== Written task ==
Search the material below for the word "Choose". Copy every line that has it.
— Begin Raw data —
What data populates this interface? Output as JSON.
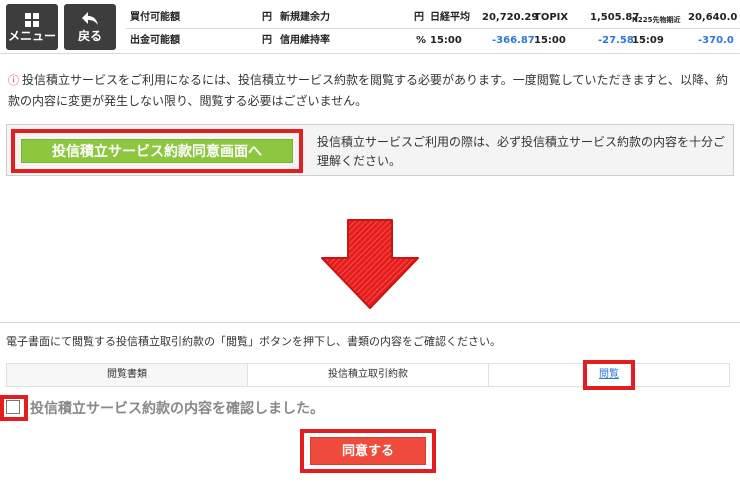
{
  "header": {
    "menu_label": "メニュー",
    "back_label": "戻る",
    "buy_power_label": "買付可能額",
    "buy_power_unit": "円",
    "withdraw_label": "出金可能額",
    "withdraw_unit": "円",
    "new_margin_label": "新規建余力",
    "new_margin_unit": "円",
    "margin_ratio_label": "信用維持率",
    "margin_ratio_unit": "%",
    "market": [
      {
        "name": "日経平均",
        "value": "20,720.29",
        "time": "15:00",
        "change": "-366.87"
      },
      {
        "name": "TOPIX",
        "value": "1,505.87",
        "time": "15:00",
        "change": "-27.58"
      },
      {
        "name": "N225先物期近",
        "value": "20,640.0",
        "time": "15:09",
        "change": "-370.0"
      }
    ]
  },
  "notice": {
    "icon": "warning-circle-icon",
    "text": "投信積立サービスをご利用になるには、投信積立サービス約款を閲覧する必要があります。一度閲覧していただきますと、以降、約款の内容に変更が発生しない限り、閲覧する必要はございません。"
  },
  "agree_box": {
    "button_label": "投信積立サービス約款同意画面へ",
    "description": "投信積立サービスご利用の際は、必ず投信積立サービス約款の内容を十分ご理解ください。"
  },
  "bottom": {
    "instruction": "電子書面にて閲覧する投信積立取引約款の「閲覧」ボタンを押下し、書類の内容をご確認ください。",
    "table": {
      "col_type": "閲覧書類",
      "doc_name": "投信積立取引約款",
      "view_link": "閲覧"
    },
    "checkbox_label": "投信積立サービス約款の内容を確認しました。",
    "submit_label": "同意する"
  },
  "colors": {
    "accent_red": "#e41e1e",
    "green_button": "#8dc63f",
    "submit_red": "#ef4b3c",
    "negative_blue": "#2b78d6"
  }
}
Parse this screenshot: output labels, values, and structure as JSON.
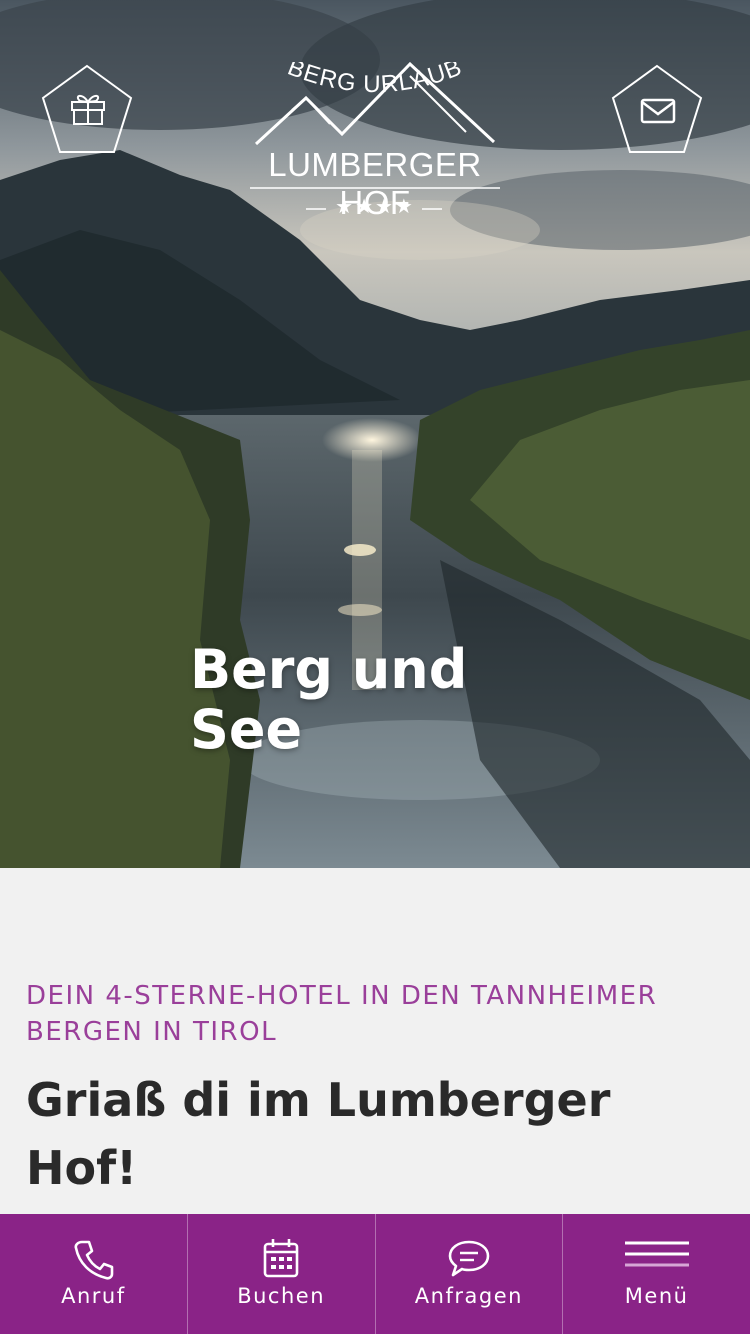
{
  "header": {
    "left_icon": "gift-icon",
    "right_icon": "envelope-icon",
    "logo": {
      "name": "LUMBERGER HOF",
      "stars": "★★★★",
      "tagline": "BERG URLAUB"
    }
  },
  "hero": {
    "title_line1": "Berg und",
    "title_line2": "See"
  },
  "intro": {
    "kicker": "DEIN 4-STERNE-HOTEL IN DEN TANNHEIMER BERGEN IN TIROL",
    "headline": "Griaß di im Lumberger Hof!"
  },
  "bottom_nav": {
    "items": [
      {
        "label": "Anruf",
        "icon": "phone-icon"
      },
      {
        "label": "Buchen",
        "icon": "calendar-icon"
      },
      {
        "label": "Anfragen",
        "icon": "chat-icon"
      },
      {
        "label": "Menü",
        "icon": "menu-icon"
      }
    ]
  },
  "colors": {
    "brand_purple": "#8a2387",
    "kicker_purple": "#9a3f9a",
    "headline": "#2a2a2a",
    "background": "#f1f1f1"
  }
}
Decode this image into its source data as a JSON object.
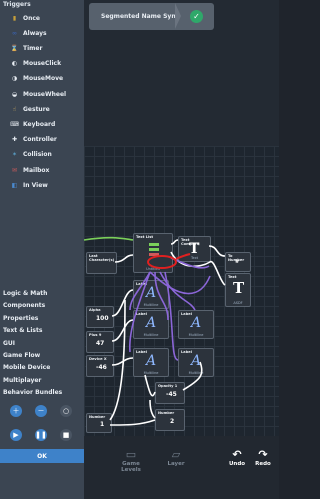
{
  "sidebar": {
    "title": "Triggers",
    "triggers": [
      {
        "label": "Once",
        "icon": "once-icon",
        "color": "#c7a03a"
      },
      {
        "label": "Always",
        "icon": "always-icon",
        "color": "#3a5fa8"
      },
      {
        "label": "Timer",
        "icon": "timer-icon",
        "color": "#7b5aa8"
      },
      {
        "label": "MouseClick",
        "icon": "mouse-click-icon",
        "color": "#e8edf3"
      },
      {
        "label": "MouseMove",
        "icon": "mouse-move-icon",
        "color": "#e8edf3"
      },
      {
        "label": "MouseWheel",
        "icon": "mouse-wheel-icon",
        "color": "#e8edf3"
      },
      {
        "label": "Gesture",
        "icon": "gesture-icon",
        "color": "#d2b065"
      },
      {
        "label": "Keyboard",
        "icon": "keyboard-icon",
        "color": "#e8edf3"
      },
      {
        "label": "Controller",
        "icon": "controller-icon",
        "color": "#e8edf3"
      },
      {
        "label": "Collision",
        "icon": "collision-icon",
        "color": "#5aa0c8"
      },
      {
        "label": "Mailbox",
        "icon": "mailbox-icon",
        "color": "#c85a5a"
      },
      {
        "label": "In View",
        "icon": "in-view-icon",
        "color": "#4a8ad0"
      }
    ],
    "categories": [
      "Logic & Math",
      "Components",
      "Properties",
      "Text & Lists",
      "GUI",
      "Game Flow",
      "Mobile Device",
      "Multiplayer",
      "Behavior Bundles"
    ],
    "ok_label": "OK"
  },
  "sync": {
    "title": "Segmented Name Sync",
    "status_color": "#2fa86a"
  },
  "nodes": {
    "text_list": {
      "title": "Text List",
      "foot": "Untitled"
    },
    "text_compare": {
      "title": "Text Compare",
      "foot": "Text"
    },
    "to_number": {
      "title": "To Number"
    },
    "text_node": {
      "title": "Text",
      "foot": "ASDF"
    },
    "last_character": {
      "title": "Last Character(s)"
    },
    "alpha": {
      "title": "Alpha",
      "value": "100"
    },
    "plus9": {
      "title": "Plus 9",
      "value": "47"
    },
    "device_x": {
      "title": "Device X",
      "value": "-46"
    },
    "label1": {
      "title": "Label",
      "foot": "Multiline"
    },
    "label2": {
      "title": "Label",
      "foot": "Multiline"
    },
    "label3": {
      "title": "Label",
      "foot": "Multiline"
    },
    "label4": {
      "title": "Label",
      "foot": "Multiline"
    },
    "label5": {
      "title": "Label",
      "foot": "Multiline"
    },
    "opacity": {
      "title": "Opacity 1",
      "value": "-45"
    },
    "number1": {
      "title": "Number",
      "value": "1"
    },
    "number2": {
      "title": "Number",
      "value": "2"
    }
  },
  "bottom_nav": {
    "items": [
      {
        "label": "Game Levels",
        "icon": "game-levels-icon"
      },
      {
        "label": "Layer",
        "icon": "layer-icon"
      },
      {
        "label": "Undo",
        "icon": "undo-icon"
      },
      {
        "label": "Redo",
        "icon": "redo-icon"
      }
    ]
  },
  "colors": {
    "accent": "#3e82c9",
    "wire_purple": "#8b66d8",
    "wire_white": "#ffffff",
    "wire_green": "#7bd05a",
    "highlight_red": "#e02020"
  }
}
— End Raw data —
— Begin Raw data —
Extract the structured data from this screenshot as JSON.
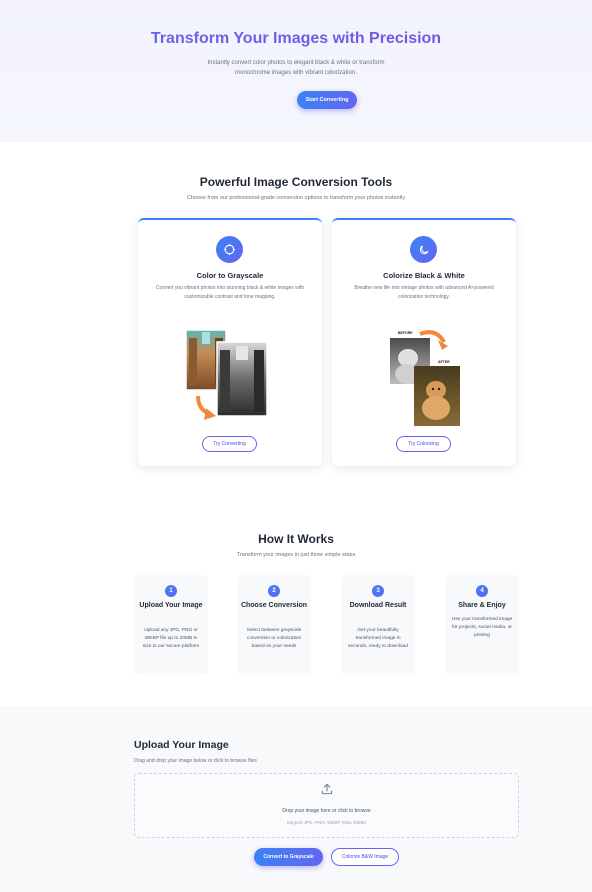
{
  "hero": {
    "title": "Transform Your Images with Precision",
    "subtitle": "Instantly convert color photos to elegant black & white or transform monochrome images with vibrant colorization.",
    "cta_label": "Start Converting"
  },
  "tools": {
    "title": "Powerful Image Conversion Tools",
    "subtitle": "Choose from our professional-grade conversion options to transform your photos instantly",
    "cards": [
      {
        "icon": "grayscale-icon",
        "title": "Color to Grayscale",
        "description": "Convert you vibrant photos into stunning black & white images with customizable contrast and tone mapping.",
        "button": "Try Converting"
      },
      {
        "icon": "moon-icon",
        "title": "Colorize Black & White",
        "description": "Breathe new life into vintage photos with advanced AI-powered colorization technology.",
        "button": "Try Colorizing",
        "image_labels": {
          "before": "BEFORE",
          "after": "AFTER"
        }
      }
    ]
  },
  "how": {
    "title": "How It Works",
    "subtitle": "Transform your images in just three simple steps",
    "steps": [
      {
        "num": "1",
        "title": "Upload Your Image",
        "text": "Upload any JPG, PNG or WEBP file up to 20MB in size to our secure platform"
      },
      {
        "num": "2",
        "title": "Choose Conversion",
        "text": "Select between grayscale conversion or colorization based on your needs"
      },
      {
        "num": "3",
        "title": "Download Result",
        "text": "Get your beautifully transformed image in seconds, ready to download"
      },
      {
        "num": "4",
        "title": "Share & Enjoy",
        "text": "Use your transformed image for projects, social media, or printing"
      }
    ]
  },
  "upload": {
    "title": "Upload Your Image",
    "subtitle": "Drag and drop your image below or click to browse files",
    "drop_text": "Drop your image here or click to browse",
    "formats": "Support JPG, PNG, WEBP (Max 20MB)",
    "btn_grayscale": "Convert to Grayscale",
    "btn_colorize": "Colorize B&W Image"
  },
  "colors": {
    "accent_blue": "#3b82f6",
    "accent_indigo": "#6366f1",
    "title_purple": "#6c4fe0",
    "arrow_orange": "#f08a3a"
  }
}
— End Raw data —
== Exercise result ==
    "subtitle": "Choose from our professional-grade conversion options to transform your photos instantly",
        "title": "Choose Conversion",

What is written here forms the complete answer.